** START TASK INPUTS **
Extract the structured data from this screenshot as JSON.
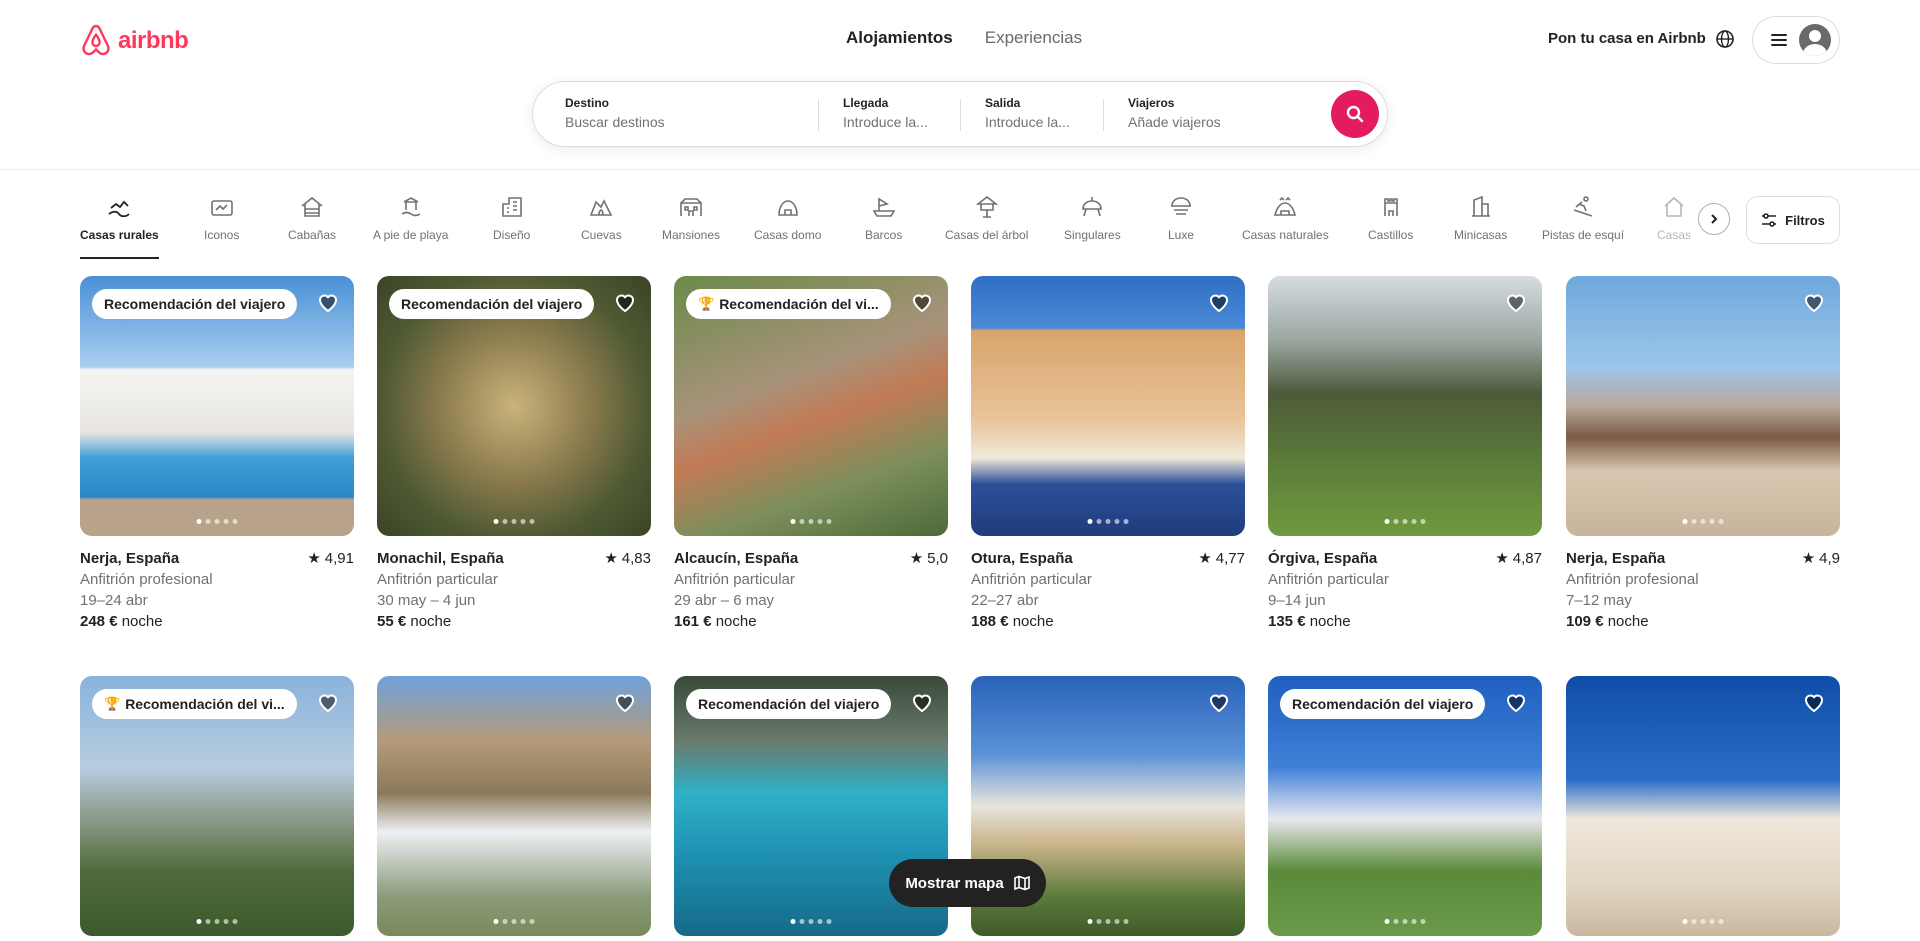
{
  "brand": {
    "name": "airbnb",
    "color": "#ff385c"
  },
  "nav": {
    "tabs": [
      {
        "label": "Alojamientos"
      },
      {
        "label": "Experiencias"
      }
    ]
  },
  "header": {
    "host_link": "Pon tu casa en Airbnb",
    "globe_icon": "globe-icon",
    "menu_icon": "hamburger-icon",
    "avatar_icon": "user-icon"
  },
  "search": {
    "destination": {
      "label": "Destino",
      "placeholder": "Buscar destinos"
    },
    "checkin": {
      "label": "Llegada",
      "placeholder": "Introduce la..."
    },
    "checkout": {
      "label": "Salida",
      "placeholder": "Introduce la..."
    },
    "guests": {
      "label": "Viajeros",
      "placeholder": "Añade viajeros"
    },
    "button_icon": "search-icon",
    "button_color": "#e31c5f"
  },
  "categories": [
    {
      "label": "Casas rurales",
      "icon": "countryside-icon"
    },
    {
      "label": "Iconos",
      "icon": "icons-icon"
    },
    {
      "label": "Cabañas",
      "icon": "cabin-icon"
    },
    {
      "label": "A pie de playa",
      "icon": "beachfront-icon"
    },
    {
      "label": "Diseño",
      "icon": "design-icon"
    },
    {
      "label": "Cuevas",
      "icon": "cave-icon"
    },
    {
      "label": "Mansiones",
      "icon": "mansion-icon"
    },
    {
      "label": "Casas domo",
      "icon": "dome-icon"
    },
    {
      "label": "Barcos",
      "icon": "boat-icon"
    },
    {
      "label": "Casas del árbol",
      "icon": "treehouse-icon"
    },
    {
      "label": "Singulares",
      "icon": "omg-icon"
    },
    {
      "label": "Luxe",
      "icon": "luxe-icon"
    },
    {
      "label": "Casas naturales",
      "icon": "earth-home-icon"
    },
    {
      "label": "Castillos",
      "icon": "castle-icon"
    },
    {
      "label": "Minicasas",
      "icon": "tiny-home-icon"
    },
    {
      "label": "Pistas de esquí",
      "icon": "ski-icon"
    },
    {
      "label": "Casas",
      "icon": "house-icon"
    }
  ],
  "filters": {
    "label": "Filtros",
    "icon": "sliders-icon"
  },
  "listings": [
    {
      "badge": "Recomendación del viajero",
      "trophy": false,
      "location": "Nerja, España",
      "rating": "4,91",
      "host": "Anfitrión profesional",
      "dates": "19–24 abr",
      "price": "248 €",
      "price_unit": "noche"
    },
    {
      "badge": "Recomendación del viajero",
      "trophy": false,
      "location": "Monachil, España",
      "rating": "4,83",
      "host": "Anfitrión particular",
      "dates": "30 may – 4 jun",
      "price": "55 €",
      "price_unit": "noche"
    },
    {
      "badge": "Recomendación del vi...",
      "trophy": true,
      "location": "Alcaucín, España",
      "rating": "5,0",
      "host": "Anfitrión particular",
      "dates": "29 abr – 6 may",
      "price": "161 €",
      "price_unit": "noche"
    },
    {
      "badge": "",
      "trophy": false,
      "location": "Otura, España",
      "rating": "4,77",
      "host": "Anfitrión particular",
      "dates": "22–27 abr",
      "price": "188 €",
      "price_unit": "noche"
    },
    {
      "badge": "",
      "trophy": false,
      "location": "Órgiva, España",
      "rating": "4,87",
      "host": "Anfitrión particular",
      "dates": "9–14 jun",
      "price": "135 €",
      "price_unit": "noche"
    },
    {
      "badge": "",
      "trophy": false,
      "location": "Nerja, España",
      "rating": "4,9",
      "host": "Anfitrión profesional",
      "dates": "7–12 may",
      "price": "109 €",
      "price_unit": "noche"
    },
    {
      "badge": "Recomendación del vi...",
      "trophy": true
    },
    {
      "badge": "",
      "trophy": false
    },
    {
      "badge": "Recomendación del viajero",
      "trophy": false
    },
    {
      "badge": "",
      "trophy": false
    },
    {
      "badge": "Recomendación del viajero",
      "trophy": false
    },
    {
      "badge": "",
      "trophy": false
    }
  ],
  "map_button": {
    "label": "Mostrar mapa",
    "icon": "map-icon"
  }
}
** END TASK INPUTS **
### WORK TO BE COMPLETED
Pictures are not part of the copy; reproduce everything else in the records exactly.

### TASK OUTPUT
Extract the structured data from this screenshot as JSON.
{
  "brand": {
    "name": "airbnb",
    "color": "#ff385c"
  },
  "nav": {
    "tabs": [
      {
        "label": "Alojamientos"
      },
      {
        "label": "Experiencias"
      }
    ]
  },
  "header": {
    "host_link": "Pon tu casa en Airbnb",
    "globe_icon": "globe-icon",
    "menu_icon": "hamburger-icon",
    "avatar_icon": "user-icon"
  },
  "search": {
    "destination": {
      "label": "Destino",
      "placeholder": "Buscar destinos"
    },
    "checkin": {
      "label": "Llegada",
      "placeholder": "Introduce la..."
    },
    "checkout": {
      "label": "Salida",
      "placeholder": "Introduce la..."
    },
    "guests": {
      "label": "Viajeros",
      "placeholder": "Añade viajeros"
    },
    "button_icon": "search-icon",
    "button_color": "#e31c5f"
  },
  "categories": [
    {
      "label": "Casas rurales",
      "icon": "countryside-icon"
    },
    {
      "label": "Iconos",
      "icon": "icons-icon"
    },
    {
      "label": "Cabañas",
      "icon": "cabin-icon"
    },
    {
      "label": "A pie de playa",
      "icon": "beachfront-icon"
    },
    {
      "label": "Diseño",
      "icon": "design-icon"
    },
    {
      "label": "Cuevas",
      "icon": "cave-icon"
    },
    {
      "label": "Mansiones",
      "icon": "mansion-icon"
    },
    {
      "label": "Casas domo",
      "icon": "dome-icon"
    },
    {
      "label": "Barcos",
      "icon": "boat-icon"
    },
    {
      "label": "Casas del árbol",
      "icon": "treehouse-icon"
    },
    {
      "label": "Singulares",
      "icon": "omg-icon"
    },
    {
      "label": "Luxe",
      "icon": "luxe-icon"
    },
    {
      "label": "Casas naturales",
      "icon": "earth-home-icon"
    },
    {
      "label": "Castillos",
      "icon": "castle-icon"
    },
    {
      "label": "Minicasas",
      "icon": "tiny-home-icon"
    },
    {
      "label": "Pistas de esquí",
      "icon": "ski-icon"
    },
    {
      "label": "Casas",
      "icon": "house-icon"
    }
  ],
  "filters": {
    "label": "Filtros",
    "icon": "sliders-icon"
  },
  "listings": [
    {
      "badge": "Recomendación del viajero",
      "trophy": false,
      "location": "Nerja, España",
      "rating": "4,91",
      "host": "Anfitrión profesional",
      "dates": "19–24 abr",
      "price": "248 €",
      "price_unit": "noche"
    },
    {
      "badge": "Recomendación del viajero",
      "trophy": false,
      "location": "Monachil, España",
      "rating": "4,83",
      "host": "Anfitrión particular",
      "dates": "30 may – 4 jun",
      "price": "55 €",
      "price_unit": "noche"
    },
    {
      "badge": "Recomendación del vi...",
      "trophy": true,
      "location": "Alcaucín, España",
      "rating": "5,0",
      "host": "Anfitrión particular",
      "dates": "29 abr – 6 may",
      "price": "161 €",
      "price_unit": "noche"
    },
    {
      "badge": "",
      "trophy": false,
      "location": "Otura, España",
      "rating": "4,77",
      "host": "Anfitrión particular",
      "dates": "22–27 abr",
      "price": "188 €",
      "price_unit": "noche"
    },
    {
      "badge": "",
      "trophy": false,
      "location": "Órgiva, España",
      "rating": "4,87",
      "host": "Anfitrión particular",
      "dates": "9–14 jun",
      "price": "135 €",
      "price_unit": "noche"
    },
    {
      "badge": "",
      "trophy": false,
      "location": "Nerja, España",
      "rating": "4,9",
      "host": "Anfitrión profesional",
      "dates": "7–12 may",
      "price": "109 €",
      "price_unit": "noche"
    },
    {
      "badge": "Recomendación del vi...",
      "trophy": true
    },
    {
      "badge": "",
      "trophy": false
    },
    {
      "badge": "Recomendación del viajero",
      "trophy": false
    },
    {
      "badge": "",
      "trophy": false
    },
    {
      "badge": "Recomendación del viajero",
      "trophy": false
    },
    {
      "badge": "",
      "trophy": false
    }
  ],
  "map_button": {
    "label": "Mostrar mapa",
    "icon": "map-icon"
  }
}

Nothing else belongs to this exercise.